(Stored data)
•••

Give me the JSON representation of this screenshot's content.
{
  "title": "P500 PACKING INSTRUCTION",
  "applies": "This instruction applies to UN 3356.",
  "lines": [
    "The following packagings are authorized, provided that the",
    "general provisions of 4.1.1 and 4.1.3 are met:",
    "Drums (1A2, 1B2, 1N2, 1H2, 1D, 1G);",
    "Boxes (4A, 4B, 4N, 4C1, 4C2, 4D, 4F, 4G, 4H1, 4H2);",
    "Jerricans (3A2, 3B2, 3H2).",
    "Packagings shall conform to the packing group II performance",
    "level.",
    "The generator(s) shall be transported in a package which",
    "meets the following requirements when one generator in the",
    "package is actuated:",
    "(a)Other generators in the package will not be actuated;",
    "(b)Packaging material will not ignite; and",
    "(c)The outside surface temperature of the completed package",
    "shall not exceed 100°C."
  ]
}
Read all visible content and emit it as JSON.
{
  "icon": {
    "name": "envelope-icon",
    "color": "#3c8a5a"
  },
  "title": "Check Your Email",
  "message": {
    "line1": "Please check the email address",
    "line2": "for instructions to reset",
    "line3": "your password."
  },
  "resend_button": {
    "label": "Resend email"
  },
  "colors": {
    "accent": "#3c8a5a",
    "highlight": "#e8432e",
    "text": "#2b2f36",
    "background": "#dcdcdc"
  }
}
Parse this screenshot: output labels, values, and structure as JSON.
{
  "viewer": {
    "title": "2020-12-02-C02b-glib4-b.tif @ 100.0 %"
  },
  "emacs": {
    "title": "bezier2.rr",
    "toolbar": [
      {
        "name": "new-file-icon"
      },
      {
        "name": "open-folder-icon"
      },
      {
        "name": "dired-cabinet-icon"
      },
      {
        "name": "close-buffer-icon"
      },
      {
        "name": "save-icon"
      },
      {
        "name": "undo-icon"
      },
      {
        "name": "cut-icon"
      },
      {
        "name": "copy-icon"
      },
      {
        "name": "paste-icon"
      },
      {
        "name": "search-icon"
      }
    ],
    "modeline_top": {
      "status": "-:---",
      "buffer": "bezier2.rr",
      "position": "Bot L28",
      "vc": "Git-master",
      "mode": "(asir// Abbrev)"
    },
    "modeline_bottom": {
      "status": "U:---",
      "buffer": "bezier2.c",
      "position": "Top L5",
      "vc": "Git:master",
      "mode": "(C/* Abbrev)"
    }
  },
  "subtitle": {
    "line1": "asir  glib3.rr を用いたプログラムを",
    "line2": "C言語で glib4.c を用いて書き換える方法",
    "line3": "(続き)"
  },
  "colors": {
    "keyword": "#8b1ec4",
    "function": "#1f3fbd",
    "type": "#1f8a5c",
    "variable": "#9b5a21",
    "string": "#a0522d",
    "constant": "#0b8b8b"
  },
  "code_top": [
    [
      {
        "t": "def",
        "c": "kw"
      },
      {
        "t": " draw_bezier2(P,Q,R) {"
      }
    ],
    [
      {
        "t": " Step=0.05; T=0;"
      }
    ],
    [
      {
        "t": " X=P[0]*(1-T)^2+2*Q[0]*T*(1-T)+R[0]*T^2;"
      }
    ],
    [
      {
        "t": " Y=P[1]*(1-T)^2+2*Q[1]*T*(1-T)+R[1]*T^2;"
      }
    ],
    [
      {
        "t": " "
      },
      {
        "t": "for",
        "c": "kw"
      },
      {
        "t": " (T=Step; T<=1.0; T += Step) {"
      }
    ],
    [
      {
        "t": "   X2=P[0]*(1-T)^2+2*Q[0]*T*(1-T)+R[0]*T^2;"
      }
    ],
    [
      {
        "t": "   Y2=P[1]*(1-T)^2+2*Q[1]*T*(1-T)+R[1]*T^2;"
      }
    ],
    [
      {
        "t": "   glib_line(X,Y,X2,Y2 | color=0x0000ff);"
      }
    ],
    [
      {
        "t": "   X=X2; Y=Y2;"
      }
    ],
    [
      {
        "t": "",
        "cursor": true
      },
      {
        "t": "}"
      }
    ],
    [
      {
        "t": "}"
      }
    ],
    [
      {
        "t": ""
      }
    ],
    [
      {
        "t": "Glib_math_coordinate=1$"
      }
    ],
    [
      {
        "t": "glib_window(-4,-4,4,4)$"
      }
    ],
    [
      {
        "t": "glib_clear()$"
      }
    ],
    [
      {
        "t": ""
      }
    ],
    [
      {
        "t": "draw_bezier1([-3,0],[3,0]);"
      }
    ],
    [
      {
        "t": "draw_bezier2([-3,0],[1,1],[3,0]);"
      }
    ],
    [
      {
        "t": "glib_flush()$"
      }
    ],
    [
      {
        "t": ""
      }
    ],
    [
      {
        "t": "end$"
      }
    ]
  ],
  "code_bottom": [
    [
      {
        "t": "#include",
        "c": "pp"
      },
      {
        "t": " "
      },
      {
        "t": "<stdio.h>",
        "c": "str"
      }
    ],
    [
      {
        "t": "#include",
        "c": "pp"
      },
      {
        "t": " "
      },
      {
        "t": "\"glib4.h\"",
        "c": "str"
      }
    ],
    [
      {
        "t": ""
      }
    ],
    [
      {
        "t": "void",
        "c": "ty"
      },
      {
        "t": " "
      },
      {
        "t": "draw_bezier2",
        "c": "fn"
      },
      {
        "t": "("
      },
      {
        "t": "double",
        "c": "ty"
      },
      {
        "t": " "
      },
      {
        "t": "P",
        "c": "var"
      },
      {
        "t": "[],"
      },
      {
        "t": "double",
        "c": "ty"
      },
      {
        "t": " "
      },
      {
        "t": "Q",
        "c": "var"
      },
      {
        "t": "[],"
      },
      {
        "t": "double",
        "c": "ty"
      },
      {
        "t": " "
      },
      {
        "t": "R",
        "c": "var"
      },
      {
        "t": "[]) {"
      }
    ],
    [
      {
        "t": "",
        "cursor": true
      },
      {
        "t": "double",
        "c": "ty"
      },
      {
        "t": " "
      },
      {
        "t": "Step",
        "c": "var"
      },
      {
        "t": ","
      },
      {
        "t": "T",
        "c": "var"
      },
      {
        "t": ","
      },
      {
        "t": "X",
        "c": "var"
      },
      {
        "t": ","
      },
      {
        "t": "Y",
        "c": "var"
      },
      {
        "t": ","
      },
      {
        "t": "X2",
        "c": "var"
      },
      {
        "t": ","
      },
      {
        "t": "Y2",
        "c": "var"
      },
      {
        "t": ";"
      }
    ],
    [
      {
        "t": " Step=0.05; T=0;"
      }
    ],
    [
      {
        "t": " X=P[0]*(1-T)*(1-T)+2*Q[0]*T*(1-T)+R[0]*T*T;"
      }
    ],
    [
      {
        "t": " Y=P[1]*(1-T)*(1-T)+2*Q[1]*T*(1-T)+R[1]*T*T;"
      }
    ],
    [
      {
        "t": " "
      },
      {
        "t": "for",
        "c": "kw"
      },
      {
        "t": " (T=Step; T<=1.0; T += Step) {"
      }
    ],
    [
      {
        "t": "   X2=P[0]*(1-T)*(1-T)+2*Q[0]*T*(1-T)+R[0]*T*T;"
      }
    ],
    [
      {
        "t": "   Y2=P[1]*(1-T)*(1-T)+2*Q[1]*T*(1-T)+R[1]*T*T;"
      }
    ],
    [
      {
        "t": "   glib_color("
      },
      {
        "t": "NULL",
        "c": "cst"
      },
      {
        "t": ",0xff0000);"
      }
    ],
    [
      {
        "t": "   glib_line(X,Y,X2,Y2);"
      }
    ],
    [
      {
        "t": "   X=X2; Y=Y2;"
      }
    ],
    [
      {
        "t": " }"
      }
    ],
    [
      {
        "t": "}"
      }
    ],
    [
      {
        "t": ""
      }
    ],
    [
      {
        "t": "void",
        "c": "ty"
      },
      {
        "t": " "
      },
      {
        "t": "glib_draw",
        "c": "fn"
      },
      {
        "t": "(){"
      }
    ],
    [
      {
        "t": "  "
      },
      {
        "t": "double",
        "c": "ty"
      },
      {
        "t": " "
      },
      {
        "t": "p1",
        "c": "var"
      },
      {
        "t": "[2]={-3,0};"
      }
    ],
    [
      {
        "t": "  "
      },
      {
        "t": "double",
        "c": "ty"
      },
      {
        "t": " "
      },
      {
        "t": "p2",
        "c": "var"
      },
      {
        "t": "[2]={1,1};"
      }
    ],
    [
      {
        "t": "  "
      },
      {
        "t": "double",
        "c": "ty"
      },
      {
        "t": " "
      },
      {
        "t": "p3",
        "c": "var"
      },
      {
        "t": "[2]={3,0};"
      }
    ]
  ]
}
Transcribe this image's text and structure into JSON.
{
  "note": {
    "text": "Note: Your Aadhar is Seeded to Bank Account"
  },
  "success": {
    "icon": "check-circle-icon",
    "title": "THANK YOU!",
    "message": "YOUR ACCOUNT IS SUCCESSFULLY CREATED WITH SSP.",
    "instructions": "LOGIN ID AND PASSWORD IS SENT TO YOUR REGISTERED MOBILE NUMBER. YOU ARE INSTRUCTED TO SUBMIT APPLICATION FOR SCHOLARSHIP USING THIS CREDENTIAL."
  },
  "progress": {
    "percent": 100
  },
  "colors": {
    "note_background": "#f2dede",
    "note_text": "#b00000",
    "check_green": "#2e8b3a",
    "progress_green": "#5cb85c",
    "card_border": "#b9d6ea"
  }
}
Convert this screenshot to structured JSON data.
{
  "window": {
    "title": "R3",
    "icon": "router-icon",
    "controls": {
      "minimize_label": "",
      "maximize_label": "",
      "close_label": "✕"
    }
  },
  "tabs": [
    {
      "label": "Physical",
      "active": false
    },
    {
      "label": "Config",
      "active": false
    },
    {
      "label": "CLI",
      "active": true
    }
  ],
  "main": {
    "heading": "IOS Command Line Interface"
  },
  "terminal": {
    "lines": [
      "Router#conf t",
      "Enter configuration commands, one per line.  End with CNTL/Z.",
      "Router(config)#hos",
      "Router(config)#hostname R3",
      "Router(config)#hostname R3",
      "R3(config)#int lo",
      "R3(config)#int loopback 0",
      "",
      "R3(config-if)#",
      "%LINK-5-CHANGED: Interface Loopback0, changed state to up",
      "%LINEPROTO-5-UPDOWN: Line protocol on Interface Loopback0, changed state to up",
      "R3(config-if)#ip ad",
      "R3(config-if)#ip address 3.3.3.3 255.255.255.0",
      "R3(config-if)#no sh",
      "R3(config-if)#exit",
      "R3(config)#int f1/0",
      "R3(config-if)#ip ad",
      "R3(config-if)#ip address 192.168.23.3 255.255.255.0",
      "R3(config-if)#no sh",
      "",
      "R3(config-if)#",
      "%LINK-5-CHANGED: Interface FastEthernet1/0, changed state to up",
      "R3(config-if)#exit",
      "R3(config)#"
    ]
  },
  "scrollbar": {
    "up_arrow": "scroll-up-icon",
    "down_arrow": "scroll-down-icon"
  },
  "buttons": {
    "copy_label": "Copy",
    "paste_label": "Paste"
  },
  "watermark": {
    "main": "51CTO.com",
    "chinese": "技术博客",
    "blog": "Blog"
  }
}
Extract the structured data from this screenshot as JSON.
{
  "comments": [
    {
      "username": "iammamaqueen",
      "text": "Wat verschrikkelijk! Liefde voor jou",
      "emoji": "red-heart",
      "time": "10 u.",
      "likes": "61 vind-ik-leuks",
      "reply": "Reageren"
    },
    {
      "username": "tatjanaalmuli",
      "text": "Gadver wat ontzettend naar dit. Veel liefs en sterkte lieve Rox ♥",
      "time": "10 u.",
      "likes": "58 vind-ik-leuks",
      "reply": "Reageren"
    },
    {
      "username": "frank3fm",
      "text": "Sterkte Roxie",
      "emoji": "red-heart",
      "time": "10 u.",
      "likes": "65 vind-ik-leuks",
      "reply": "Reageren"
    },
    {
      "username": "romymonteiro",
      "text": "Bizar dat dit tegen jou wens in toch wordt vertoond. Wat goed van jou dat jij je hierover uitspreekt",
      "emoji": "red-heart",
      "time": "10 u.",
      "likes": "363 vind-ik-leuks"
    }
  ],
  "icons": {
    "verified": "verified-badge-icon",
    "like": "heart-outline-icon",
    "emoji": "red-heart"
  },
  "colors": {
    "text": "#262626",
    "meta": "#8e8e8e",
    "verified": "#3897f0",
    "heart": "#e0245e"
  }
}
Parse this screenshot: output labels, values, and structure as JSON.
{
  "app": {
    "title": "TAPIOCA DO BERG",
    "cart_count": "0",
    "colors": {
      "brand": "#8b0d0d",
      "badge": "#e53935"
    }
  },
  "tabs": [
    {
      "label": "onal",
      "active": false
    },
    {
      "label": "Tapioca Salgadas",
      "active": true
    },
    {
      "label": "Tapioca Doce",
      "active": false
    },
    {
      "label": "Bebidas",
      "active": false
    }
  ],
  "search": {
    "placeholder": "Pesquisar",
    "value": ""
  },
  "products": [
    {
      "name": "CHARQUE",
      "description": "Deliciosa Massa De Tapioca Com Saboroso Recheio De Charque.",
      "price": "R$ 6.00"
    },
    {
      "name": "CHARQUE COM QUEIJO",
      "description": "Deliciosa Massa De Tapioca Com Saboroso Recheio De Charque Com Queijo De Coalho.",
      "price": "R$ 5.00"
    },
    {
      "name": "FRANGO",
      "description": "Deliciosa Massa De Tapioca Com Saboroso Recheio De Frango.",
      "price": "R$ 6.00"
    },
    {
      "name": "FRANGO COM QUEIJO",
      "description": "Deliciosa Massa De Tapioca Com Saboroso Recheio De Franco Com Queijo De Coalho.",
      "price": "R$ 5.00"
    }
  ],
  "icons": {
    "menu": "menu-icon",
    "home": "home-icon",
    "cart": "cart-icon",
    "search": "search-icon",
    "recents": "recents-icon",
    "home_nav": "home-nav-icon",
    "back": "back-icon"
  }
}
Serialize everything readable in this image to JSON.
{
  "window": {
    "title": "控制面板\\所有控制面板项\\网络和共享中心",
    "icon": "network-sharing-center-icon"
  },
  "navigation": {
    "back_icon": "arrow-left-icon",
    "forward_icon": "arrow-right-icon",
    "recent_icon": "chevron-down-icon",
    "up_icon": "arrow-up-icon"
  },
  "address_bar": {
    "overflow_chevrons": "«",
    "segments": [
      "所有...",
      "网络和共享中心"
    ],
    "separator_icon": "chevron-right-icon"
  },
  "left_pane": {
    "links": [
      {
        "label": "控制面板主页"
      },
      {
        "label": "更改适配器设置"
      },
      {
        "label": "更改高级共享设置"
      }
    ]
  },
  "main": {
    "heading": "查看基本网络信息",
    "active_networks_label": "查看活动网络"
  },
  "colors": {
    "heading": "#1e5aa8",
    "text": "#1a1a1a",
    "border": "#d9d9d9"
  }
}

•••

* **WHAT NEEDS TO BE DONE**
Find all lines with "verified" in them and copy each one.

* **EXERCISE OUTPUT**
    "verified": "verified-badge-icon",
    "verified": "#3897f0",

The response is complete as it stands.